#### [DATA SHOWN]
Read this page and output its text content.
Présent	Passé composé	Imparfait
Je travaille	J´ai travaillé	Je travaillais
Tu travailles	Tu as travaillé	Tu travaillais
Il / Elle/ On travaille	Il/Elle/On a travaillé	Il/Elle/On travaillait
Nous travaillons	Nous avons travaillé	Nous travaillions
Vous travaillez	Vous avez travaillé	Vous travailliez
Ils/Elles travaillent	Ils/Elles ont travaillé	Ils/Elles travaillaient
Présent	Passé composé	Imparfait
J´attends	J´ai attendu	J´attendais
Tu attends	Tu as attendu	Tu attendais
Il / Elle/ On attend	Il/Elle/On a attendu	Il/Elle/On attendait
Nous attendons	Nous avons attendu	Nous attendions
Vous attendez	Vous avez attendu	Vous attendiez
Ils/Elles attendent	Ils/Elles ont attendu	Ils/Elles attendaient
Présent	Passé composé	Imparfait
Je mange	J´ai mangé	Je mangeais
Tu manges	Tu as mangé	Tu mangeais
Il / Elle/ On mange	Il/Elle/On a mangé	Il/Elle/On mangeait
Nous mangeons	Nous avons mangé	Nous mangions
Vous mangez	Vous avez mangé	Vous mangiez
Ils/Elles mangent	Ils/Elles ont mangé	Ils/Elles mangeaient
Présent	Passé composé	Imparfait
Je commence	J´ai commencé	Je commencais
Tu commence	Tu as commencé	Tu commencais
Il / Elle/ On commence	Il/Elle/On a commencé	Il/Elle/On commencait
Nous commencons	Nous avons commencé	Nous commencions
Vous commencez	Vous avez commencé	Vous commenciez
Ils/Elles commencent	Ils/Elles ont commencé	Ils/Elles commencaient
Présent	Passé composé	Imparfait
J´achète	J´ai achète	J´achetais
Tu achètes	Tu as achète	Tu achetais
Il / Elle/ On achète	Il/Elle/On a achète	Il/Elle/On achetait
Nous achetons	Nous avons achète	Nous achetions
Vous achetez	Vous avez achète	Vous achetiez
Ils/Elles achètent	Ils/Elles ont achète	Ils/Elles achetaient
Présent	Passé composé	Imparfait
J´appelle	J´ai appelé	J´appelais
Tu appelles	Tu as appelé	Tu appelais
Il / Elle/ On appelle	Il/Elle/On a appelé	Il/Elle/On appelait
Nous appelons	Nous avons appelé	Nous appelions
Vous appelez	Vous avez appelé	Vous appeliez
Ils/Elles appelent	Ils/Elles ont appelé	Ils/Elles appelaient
==
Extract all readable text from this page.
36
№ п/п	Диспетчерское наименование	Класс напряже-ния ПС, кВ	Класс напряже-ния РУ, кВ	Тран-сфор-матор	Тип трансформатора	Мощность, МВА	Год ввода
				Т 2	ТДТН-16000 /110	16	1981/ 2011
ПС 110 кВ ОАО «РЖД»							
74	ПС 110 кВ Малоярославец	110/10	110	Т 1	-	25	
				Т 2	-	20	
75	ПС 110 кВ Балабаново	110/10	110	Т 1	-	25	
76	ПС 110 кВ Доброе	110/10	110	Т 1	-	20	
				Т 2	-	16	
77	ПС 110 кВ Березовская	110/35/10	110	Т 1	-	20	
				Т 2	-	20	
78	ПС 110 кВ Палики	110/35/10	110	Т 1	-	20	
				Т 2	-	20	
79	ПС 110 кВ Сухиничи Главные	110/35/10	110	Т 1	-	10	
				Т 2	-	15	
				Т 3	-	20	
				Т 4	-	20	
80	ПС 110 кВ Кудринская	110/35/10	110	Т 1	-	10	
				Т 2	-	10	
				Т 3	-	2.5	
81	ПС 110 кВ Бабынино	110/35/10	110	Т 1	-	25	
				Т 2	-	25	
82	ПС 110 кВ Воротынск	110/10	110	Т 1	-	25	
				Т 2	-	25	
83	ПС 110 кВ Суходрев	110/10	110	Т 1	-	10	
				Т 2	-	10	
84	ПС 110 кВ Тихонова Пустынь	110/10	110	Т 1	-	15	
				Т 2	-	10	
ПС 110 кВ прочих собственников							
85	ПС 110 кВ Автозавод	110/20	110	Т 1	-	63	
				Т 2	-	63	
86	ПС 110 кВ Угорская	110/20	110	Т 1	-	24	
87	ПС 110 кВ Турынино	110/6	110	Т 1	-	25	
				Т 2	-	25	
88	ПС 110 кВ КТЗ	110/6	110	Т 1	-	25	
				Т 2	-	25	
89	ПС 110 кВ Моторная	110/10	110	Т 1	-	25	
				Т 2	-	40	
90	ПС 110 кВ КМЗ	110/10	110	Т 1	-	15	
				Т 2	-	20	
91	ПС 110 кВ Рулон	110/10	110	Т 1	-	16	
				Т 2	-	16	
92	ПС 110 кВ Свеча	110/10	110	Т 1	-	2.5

#### [TASK DIRECTIONS]
What is the number of lines in the data that hold the string "mangeais"? Answer with the number only.

#### [SOLUTION BELOW]
2